ROWS
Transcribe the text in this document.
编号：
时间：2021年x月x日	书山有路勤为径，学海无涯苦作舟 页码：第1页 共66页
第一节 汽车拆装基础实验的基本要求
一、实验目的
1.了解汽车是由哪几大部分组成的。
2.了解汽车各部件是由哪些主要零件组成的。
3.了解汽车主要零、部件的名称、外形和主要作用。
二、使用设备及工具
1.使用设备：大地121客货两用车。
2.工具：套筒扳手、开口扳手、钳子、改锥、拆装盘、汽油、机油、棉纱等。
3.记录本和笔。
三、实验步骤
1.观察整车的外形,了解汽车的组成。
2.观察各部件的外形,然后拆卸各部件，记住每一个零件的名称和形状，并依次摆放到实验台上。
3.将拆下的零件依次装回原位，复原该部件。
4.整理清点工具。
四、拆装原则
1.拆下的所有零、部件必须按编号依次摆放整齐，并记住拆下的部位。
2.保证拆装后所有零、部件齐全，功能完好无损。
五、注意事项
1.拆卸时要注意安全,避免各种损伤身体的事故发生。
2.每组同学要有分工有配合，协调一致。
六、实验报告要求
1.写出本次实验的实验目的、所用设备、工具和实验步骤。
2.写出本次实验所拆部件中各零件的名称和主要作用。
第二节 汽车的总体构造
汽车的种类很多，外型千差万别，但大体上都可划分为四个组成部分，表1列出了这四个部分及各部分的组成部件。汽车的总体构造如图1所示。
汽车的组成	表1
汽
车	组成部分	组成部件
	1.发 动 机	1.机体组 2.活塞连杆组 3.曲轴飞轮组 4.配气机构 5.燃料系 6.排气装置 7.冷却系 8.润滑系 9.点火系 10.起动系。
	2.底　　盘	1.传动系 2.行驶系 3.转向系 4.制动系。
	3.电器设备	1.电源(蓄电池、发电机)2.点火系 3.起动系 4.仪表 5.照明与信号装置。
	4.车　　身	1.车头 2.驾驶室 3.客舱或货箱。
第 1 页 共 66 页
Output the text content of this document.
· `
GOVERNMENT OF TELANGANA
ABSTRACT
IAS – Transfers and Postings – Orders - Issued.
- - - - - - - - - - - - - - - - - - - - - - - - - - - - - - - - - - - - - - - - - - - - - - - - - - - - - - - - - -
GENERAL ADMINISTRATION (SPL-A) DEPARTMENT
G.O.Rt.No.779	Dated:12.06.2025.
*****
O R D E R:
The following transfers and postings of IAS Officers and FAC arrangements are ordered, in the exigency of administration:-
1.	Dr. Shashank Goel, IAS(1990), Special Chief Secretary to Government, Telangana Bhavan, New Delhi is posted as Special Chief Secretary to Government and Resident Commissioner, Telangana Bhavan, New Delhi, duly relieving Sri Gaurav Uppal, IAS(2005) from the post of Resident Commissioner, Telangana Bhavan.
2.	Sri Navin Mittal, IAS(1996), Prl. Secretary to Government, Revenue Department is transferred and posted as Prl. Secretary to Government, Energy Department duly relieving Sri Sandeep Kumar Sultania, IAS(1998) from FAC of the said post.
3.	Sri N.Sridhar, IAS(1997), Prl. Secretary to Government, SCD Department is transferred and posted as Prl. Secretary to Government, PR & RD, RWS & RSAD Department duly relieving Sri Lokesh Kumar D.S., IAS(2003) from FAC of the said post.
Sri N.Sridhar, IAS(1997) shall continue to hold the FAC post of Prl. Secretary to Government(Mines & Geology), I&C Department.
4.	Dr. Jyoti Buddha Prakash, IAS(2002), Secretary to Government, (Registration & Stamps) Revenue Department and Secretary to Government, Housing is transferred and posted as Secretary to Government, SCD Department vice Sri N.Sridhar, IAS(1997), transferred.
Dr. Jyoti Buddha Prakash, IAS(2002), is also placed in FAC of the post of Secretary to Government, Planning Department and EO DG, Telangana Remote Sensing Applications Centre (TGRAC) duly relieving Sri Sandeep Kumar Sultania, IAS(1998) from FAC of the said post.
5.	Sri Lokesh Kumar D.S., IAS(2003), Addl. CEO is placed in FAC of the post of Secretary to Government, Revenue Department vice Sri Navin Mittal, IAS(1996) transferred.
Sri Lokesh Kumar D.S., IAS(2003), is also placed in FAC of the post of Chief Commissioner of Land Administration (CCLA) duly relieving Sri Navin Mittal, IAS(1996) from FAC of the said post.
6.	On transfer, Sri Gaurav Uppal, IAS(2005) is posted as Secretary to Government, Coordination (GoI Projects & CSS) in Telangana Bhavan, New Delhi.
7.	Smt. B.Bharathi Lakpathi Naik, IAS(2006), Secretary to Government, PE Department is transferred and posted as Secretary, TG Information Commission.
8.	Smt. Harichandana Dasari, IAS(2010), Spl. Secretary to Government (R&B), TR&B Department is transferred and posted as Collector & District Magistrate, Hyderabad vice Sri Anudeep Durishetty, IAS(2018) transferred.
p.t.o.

EXERCISE DIRECTIONS
From the listing above, return each line with the word "document".

REPLY
Transcribe the text in this document.
Output the text content of this document.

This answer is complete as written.